_WRITTEN TASK A_. Report every line of the rows that contains the string "nNaviga", matching case exactly.

_QUOTED PASSAGE_.
Run Inside Container

fairway shell
# Inside container:
fairway run

Monitoring

Job Status

# Check running jobs
fairway status

# View detailed job info (Slurm)
squeue -u $USER --format="%.18i %.9P %.30j %.8T %.10M %.6D %R"

# Check Spark cluster status
fairway spark status

Logs

# View all logs
fairway logs

# View last 20 entries
fairway logs --last 20

# View errors only
fairway logs --errors

# Filter by batch ID
fairway logs --batch claims_CT_2023

# Raw JSON output for advanced filtering
fairway logs --json | jq 'select(.level == "ERROR")'

Manifest (Processed Files)

# Show manifest entries
fairway manifest show

# Query by status
fairway manifest query --status completed
fairway manifest query --status failed

# Query by batch
fairway manifest query --batch claims_2023

Resource Usage

# Slurm job efficiency
seff <JOB_ID>

# Real-time resource monitoring
sstat -j <JOB_ID> --format=JobID,MaxRSS,MaxVMSize,AveCPU

Common Issues and Fixes

Issue: Pipeline Fails with Exit Code 115

Cause: Data integrity violation (RULE-115) - schema mismatch detected.

[Spatial layout rows]
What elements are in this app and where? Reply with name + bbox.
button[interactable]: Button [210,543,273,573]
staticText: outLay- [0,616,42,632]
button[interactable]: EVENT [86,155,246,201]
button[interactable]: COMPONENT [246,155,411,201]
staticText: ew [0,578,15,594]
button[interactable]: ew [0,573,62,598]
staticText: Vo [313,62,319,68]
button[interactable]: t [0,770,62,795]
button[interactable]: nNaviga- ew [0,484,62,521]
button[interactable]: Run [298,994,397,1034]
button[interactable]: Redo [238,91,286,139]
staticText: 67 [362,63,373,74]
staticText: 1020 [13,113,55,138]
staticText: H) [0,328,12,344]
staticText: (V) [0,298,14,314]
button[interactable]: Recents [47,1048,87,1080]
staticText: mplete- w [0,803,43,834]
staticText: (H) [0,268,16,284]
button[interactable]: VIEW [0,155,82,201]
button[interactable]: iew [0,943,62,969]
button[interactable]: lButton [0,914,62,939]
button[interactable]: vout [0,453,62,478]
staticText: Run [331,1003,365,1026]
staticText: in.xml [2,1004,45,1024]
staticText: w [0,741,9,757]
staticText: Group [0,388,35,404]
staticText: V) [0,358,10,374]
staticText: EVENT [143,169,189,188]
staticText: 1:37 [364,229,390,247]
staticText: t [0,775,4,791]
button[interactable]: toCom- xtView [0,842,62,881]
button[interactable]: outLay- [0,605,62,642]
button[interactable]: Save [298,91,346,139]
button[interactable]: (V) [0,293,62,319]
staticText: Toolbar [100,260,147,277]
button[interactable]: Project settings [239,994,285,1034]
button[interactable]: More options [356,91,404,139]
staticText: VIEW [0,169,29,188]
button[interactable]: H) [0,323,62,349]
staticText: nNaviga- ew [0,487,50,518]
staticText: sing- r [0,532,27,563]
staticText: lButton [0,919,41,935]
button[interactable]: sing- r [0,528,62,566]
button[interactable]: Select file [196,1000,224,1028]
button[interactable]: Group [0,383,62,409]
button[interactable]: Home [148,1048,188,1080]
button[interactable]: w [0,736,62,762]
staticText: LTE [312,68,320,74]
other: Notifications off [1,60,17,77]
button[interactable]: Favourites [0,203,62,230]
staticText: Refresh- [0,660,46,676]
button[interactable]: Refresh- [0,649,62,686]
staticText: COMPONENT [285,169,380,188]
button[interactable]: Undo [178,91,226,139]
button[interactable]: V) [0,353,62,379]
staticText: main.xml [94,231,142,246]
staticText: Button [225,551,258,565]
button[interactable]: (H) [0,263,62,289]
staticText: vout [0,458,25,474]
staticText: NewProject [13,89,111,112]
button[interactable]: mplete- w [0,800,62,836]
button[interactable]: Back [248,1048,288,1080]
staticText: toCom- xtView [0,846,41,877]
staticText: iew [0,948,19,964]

_WRITTEN TASK B_. Reproduce the section of the monitoring text that opens with the words containing "# View last" and closes with "Manifest (Processed Files)", substituting "warnings" for each "errors".

_EXPECTED ANSWER A_.
button[interactable]: nNaviga- ew [0,484,62,521]
staticText: nNaviga- ew [0,487,50,518]

_EXPECTED ANSWER B_.
# View last 20 entries
fairway logs --last 20

# View warnings only
fairway logs --warnings

# Filter by batch ID
fairway logs --batch claims_CT_2023

# Raw JSON output for advanced filtering
fairway logs --json | jq 'select(.level == "ERROR")'

Manifest (Processed Files)